* Supplied entries
------------------------------

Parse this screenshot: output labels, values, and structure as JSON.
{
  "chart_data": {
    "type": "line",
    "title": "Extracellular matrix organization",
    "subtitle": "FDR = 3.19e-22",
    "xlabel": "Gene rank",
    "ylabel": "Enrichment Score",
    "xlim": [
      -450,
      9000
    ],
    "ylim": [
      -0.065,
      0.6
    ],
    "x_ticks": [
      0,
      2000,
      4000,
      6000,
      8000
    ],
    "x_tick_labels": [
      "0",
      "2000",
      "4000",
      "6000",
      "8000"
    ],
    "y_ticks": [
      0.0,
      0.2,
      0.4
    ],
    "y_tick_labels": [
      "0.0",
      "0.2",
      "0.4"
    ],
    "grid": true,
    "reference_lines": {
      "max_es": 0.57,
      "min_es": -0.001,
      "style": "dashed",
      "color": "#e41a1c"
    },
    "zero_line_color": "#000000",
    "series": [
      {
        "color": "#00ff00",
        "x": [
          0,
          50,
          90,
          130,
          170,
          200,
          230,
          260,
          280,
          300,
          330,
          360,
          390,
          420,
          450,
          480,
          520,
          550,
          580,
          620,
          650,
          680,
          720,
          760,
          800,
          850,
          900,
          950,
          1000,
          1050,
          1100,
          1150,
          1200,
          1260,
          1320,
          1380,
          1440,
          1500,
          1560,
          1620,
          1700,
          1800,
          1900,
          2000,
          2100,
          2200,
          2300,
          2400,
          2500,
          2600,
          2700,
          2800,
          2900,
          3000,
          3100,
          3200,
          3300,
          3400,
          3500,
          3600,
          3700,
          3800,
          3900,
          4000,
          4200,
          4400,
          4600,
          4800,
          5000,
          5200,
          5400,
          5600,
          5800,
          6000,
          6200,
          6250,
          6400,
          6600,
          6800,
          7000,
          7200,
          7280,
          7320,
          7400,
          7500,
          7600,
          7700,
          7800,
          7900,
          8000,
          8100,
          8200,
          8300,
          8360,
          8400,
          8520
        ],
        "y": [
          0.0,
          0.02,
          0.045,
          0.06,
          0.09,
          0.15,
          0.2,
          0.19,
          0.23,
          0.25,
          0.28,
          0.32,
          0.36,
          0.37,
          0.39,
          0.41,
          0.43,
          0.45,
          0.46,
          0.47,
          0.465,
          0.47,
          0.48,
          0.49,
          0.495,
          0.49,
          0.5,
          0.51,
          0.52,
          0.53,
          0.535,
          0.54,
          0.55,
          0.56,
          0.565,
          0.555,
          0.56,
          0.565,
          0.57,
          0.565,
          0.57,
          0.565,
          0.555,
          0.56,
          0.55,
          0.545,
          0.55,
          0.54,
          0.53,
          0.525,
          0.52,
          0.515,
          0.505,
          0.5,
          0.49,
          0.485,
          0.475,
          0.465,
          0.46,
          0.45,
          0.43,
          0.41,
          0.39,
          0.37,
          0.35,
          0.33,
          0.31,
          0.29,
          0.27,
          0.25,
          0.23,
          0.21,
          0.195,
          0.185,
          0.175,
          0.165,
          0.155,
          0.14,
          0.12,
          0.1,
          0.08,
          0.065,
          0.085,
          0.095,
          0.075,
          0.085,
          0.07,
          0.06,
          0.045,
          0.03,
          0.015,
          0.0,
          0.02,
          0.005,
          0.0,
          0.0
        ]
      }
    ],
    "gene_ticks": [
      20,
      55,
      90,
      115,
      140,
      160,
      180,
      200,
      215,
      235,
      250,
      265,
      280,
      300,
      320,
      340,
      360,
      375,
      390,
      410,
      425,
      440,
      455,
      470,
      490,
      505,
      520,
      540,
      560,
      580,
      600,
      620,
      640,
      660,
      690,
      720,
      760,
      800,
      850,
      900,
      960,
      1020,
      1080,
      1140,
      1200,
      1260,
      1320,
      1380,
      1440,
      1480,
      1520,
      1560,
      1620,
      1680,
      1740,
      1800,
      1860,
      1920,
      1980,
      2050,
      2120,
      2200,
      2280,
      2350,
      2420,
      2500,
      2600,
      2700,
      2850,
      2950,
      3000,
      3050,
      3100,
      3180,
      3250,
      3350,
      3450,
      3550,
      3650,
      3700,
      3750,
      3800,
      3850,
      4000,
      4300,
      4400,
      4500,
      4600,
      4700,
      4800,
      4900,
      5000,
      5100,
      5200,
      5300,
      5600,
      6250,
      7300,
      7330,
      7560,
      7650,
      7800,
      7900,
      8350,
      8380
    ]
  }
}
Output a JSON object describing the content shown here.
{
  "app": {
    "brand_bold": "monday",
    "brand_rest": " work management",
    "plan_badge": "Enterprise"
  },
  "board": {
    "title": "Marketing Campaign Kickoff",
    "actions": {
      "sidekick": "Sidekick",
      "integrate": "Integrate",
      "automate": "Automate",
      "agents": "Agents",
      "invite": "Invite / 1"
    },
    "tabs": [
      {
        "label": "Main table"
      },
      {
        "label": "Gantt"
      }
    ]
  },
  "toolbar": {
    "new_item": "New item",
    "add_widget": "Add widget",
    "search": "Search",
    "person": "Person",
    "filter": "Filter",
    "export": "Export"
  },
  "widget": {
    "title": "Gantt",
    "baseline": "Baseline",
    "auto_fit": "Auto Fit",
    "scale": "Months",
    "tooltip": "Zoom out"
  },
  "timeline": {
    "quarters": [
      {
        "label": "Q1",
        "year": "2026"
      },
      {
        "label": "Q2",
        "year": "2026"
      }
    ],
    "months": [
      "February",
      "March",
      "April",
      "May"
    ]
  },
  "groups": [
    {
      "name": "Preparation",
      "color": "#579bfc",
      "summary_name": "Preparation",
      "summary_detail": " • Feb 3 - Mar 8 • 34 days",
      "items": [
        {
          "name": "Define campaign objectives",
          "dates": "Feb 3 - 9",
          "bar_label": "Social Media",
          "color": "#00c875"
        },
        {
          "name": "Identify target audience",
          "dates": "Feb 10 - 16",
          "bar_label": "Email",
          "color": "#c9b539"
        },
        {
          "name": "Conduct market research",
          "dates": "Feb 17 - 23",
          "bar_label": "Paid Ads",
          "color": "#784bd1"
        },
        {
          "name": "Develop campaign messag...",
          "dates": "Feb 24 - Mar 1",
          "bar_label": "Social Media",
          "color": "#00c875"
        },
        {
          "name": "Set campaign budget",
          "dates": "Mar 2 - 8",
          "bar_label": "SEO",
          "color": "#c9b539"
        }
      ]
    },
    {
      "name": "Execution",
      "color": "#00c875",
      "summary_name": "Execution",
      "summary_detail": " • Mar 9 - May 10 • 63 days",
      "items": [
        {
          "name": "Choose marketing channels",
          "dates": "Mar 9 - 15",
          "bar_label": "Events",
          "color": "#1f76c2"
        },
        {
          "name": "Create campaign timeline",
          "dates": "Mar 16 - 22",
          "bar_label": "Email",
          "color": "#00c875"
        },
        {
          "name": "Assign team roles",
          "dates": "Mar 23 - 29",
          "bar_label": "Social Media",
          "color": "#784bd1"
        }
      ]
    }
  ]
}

------------------------------

* Required work
In the listing, find each line with the string "dates" and copy it.

* Correct answer
          "dates": "Feb 3 - 9",
          "dates": "Feb 10 - 16",
          "dates": "Feb 17 - 23",
          "dates": "Feb 24 - Mar 1",
          "dates": "Mar 2 - 8",
          "dates": "Mar 9 - 15",
          "dates": "Mar 16 - 22",
          "dates": "Mar 23 - 29",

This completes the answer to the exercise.